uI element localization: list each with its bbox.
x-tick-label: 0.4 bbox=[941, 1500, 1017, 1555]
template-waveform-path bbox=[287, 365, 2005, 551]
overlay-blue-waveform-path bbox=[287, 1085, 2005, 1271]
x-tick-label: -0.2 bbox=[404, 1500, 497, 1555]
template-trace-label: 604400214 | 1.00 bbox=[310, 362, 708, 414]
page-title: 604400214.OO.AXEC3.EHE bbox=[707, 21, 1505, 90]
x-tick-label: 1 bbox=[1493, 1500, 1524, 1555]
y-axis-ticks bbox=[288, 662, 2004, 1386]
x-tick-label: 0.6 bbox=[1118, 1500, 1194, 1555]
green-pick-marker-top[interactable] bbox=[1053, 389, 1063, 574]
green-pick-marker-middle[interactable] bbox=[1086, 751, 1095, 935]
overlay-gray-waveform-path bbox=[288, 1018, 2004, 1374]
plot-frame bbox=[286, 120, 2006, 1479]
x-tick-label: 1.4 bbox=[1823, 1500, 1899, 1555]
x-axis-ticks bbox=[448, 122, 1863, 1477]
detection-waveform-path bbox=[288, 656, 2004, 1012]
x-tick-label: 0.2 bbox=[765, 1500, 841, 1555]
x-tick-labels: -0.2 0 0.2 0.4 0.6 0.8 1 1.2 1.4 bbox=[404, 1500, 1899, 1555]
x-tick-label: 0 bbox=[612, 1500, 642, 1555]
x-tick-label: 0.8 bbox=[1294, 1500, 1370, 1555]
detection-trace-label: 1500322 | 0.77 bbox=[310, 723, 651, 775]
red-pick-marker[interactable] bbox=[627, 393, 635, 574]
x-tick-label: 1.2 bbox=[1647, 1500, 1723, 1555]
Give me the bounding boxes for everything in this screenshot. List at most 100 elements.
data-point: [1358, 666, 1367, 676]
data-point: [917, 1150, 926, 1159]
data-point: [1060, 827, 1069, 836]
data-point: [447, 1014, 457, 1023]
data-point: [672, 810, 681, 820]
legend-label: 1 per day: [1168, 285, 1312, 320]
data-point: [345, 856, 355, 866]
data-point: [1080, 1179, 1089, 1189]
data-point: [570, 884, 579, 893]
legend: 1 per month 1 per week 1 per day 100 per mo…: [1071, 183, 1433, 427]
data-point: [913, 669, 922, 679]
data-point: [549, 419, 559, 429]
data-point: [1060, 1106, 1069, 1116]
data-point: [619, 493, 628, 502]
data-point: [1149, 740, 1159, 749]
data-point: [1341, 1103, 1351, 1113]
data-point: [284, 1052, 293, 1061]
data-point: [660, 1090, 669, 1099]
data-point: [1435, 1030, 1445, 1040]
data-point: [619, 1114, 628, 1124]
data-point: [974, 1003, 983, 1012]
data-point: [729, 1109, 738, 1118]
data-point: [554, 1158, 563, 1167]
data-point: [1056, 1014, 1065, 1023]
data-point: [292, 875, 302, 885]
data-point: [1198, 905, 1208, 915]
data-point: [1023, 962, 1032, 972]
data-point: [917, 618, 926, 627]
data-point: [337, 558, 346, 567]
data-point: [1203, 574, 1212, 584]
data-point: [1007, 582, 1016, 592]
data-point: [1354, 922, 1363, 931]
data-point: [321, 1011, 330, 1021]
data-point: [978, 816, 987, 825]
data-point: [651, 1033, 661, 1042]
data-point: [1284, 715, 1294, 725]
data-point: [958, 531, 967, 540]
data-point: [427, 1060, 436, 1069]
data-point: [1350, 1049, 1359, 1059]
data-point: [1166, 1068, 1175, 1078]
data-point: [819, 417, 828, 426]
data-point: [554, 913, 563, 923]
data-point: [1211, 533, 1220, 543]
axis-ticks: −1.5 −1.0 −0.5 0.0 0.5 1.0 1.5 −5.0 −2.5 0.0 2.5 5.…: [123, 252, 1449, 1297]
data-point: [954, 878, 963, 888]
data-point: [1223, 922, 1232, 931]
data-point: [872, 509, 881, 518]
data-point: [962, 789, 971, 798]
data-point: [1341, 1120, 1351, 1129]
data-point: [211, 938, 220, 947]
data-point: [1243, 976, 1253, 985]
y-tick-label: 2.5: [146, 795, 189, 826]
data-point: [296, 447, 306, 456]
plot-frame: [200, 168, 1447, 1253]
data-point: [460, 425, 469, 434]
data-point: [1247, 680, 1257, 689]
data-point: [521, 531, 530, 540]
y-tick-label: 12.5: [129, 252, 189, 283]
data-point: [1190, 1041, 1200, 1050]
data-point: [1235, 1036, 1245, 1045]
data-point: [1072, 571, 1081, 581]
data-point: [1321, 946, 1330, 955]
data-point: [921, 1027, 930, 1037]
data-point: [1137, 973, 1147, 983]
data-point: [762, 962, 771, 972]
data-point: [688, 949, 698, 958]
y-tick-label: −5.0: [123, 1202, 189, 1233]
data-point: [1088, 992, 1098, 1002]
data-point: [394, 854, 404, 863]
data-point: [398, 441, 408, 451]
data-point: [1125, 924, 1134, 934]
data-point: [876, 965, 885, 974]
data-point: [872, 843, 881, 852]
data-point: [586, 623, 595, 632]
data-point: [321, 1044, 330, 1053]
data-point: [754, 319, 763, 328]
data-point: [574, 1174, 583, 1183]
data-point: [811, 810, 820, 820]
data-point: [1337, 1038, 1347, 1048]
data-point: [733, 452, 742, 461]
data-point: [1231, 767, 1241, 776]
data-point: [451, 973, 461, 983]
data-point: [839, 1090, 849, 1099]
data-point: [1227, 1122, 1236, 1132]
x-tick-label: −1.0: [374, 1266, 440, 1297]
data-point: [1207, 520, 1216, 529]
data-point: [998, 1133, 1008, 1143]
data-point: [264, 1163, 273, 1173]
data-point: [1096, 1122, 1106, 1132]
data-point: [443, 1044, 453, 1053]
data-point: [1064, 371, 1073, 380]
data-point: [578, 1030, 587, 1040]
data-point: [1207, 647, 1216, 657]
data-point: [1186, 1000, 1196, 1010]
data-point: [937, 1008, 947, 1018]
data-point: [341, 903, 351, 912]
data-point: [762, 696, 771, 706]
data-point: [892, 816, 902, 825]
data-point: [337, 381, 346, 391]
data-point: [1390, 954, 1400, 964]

- [Short task] Reproduce every one of the records above verbatim, keeping each line in its original order.

- [Correct response]
uI element localization: list each with its bbox.
x-tick-label: 0.4 bbox=[941, 1500, 1017, 1555]
template-waveform-path bbox=[287, 365, 2005, 551]
overlay-blue-waveform-path bbox=[287, 1085, 2005, 1271]
x-tick-label: -0.2 bbox=[404, 1500, 497, 1555]
template-trace-label: 604400214 | 1.00 bbox=[310, 362, 708, 414]
page-title: 604400214.OO.AXEC3.EHE bbox=[707, 21, 1505, 90]
x-tick-label: 1 bbox=[1493, 1500, 1524, 1555]
y-axis-ticks bbox=[288, 662, 2004, 1386]
x-tick-label: 0.6 bbox=[1118, 1500, 1194, 1555]
green-pick-marker-top[interactable] bbox=[1053, 389, 1063, 574]
green-pick-marker-middle[interactable] bbox=[1086, 751, 1095, 935]
overlay-gray-waveform-path bbox=[288, 1018, 2004, 1374]
plot-frame bbox=[286, 120, 2006, 1479]
x-tick-label: 1.4 bbox=[1823, 1500, 1899, 1555]
x-axis-ticks bbox=[448, 122, 1863, 1477]
detection-waveform-path bbox=[288, 656, 2004, 1012]
x-tick-label: 0.2 bbox=[765, 1500, 841, 1555]
x-tick-labels: -0.2 0 0.2 0.4 0.6 0.8 1 1.2 1.4 bbox=[404, 1500, 1899, 1555]
x-tick-label: 0 bbox=[612, 1500, 642, 1555]
x-tick-label: 0.8 bbox=[1294, 1500, 1370, 1555]
detection-trace-label: 1500322 | 0.77 bbox=[310, 723, 651, 775]
red-pick-marker[interactable] bbox=[627, 393, 635, 574]
x-tick-label: 1.2 bbox=[1647, 1500, 1723, 1555]
Give me the bounding boxes for everything in this screenshot. List at most 100 elements.
data-point: [1358, 666, 1367, 676]
data-point: [917, 1150, 926, 1159]
data-point: [1060, 827, 1069, 836]
data-point: [447, 1014, 457, 1023]
data-point: [672, 810, 681, 820]
legend-label: 1 per day: [1168, 285, 1312, 320]
data-point: [345, 856, 355, 866]
data-point: [1080, 1179, 1089, 1189]
data-point: [570, 884, 579, 893]
legend: 1 per month 1 per week 1 per day 100 per mo…: [1071, 183, 1433, 427]
data-point: [913, 669, 922, 679]
data-point: [549, 419, 559, 429]
data-point: [1060, 1106, 1069, 1116]
data-point: [619, 493, 628, 502]
data-point: [1149, 740, 1159, 749]
data-point: [1341, 1103, 1351, 1113]
data-point: [284, 1052, 293, 1061]
data-point: [660, 1090, 669, 1099]
data-point: [1435, 1030, 1445, 1040]
data-point: [619, 1114, 628, 1124]
data-point: [974, 1003, 983, 1012]
data-point: [729, 1109, 738, 1118]
data-point: [554, 1158, 563, 1167]
data-point: [1056, 1014, 1065, 1023]
data-point: [292, 875, 302, 885]
data-point: [1198, 905, 1208, 915]
data-point: [1023, 962, 1032, 972]
data-point: [917, 618, 926, 627]
data-point: [337, 558, 346, 567]
data-point: [1203, 574, 1212, 584]
data-point: [1007, 582, 1016, 592]
data-point: [1354, 922, 1363, 931]
data-point: [321, 1011, 330, 1021]
data-point: [978, 816, 987, 825]
data-point: [651, 1033, 661, 1042]
data-point: [1284, 715, 1294, 725]
data-point: [958, 531, 967, 540]
data-point: [427, 1060, 436, 1069]
data-point: [1350, 1049, 1359, 1059]
data-point: [1166, 1068, 1175, 1078]
data-point: [819, 417, 828, 426]
data-point: [554, 913, 563, 923]
data-point: [1211, 533, 1220, 543]
axis-ticks: −1.5 −1.0 −0.5 0.0 0.5 1.0 1.5 −5.0 −2.5 0.0 2.5 5.…: [123, 252, 1449, 1297]
data-point: [954, 878, 963, 888]
data-point: [1223, 922, 1232, 931]
data-point: [872, 509, 881, 518]
data-point: [962, 789, 971, 798]
data-point: [1341, 1120, 1351, 1129]
data-point: [211, 938, 220, 947]
data-point: [1243, 976, 1253, 985]
y-tick-label: 2.5: [146, 795, 189, 826]
data-point: [296, 447, 306, 456]
plot-frame: [200, 168, 1447, 1253]
data-point: [460, 425, 469, 434]
data-point: [1247, 680, 1257, 689]
data-point: [521, 531, 530, 540]
y-tick-label: 12.5: [129, 252, 189, 283]
data-point: [1190, 1041, 1200, 1050]
data-point: [1235, 1036, 1245, 1045]
data-point: [1072, 571, 1081, 581]
data-point: [1321, 946, 1330, 955]
data-point: [921, 1027, 930, 1037]
data-point: [1137, 973, 1147, 983]
data-point: [762, 962, 771, 972]
data-point: [688, 949, 698, 958]
y-tick-label: −5.0: [123, 1202, 189, 1233]
data-point: [1088, 992, 1098, 1002]
data-point: [394, 854, 404, 863]
data-point: [398, 441, 408, 451]
data-point: [1125, 924, 1134, 934]
data-point: [876, 965, 885, 974]
data-point: [872, 843, 881, 852]
data-point: [586, 623, 595, 632]
data-point: [321, 1044, 330, 1053]
data-point: [754, 319, 763, 328]
data-point: [574, 1174, 583, 1183]
data-point: [811, 810, 820, 820]
data-point: [1337, 1038, 1347, 1048]
data-point: [733, 452, 742, 461]
data-point: [1231, 767, 1241, 776]
data-point: [451, 973, 461, 983]
data-point: [839, 1090, 849, 1099]
data-point: [1227, 1122, 1236, 1132]
x-tick-label: −1.0: [374, 1266, 440, 1297]
data-point: [1207, 520, 1216, 529]
data-point: [998, 1133, 1008, 1143]
data-point: [264, 1163, 273, 1173]
data-point: [1096, 1122, 1106, 1132]
data-point: [443, 1044, 453, 1053]
data-point: [1064, 371, 1073, 380]
data-point: [578, 1030, 587, 1040]
data-point: [1207, 647, 1216, 657]
data-point: [1186, 1000, 1196, 1010]
data-point: [937, 1008, 947, 1018]
data-point: [341, 903, 351, 912]
data-point: [762, 696, 771, 706]
data-point: [892, 816, 902, 825]
data-point: [337, 381, 346, 391]
data-point: [1390, 954, 1400, 964]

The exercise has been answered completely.